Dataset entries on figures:
------------------------------------------------

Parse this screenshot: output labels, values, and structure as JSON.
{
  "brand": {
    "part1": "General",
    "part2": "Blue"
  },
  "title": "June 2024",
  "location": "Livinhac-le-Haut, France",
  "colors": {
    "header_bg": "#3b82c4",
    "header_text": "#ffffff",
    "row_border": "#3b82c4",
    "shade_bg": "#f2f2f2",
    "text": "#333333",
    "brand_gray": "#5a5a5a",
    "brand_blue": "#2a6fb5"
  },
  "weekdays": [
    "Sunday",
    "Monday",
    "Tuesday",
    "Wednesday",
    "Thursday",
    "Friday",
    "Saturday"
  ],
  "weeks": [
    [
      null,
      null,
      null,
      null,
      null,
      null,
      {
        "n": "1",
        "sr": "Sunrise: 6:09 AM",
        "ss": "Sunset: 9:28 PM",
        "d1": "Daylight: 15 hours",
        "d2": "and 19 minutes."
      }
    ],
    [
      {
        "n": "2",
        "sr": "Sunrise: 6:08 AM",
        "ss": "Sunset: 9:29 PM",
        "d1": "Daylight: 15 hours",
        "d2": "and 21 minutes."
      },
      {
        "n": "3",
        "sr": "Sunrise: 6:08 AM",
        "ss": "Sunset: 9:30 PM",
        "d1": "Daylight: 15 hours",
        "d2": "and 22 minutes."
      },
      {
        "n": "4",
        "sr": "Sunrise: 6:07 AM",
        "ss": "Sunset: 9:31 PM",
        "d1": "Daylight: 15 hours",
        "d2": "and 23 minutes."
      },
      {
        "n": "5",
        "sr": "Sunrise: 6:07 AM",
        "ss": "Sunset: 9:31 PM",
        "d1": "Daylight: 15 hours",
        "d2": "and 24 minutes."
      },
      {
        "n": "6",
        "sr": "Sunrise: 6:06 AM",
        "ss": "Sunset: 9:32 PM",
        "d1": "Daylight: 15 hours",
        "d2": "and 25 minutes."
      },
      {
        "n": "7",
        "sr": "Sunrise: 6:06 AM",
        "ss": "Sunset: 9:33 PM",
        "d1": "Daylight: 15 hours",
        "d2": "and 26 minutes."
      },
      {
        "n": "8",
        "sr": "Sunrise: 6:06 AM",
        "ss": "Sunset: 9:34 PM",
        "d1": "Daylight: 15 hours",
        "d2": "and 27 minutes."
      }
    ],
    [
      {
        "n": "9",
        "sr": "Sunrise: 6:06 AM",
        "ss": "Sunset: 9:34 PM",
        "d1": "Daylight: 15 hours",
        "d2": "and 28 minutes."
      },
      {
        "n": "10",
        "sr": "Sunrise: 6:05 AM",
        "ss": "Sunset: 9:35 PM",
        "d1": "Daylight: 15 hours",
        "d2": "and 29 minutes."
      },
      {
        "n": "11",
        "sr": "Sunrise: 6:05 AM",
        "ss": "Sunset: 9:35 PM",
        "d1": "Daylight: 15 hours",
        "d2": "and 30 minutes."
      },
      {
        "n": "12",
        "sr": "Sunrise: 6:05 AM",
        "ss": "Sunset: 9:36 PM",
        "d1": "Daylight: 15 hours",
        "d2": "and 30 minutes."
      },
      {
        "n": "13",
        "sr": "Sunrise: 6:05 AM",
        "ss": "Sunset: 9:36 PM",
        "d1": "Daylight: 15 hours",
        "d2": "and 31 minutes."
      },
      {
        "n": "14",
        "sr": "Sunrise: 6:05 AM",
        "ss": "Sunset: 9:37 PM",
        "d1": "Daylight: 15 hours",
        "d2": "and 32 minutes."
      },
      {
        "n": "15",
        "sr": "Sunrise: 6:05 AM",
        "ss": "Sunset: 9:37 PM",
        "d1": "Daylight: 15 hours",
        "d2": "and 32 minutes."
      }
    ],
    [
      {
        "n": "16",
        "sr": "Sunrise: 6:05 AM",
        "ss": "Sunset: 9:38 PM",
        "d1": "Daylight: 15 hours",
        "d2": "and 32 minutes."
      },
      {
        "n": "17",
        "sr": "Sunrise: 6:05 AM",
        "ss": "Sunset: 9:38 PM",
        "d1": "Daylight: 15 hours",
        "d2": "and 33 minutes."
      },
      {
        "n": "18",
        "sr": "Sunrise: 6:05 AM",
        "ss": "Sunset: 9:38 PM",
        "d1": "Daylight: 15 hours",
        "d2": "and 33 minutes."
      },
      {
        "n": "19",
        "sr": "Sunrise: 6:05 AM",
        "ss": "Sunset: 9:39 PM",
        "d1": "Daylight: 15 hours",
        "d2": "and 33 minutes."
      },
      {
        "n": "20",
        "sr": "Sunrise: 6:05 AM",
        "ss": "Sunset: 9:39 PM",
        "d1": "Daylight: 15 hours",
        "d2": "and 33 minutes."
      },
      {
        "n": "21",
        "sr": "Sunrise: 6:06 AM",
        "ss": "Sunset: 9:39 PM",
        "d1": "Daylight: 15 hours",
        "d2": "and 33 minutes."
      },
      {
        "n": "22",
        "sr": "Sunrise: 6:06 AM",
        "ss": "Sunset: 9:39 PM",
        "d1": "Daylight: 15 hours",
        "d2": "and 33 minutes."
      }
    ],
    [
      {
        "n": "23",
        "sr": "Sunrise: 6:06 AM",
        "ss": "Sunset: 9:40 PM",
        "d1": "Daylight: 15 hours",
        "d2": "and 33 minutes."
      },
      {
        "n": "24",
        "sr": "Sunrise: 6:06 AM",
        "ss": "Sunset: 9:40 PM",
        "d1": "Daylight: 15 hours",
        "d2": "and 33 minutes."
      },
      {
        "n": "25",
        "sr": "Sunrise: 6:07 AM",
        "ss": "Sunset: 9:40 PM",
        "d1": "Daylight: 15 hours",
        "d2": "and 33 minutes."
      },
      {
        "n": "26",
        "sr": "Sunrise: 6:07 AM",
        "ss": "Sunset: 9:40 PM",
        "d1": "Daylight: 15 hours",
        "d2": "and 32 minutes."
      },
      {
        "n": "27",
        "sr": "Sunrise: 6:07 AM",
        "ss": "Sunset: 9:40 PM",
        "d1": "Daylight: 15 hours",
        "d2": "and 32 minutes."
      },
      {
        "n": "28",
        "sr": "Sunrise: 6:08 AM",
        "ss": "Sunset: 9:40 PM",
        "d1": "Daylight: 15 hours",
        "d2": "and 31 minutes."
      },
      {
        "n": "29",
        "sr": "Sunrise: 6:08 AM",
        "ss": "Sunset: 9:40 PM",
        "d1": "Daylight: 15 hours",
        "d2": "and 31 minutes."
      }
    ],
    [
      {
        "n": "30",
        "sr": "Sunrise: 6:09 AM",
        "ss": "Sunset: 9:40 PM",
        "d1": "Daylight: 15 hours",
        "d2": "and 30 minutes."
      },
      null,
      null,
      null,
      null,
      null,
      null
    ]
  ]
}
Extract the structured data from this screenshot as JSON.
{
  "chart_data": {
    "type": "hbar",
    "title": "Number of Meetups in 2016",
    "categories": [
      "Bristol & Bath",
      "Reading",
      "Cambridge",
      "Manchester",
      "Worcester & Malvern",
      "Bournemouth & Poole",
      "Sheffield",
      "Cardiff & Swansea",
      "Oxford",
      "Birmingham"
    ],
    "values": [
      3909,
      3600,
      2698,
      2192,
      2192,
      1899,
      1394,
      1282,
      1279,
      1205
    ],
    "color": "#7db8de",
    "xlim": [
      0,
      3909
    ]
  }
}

------------------------------------------------

§ **WHAT YOU ARE ASKED TO DO**
Give back, exactly as written, the lines from the one with "Extract the structured" to the last line.

§ **FINAL ANSWER**
Extract the structured data from this screenshot as JSON.
{
  "chart_data": {
    "type": "hbar",
    "title": "Number of Meetups in 2016",
    "categories": [
      "Bristol & Bath",
      "Reading",
      "Cambridge",
      "Manchester",
      "Worcester & Malvern",
      "Bournemouth & Poole",
      "Sheffield",
      "Cardiff & Swansea",
      "Oxford",
      "Birmingham"
    ],
    "values": [
      3909,
      3600,
      2698,
      2192,
      2192,
      1899,
      1394,
      1282,
      1279,
      1205
    ],
    "color": "#7db8de",
    "xlim": [
      0,
      3909
    ]
  }
}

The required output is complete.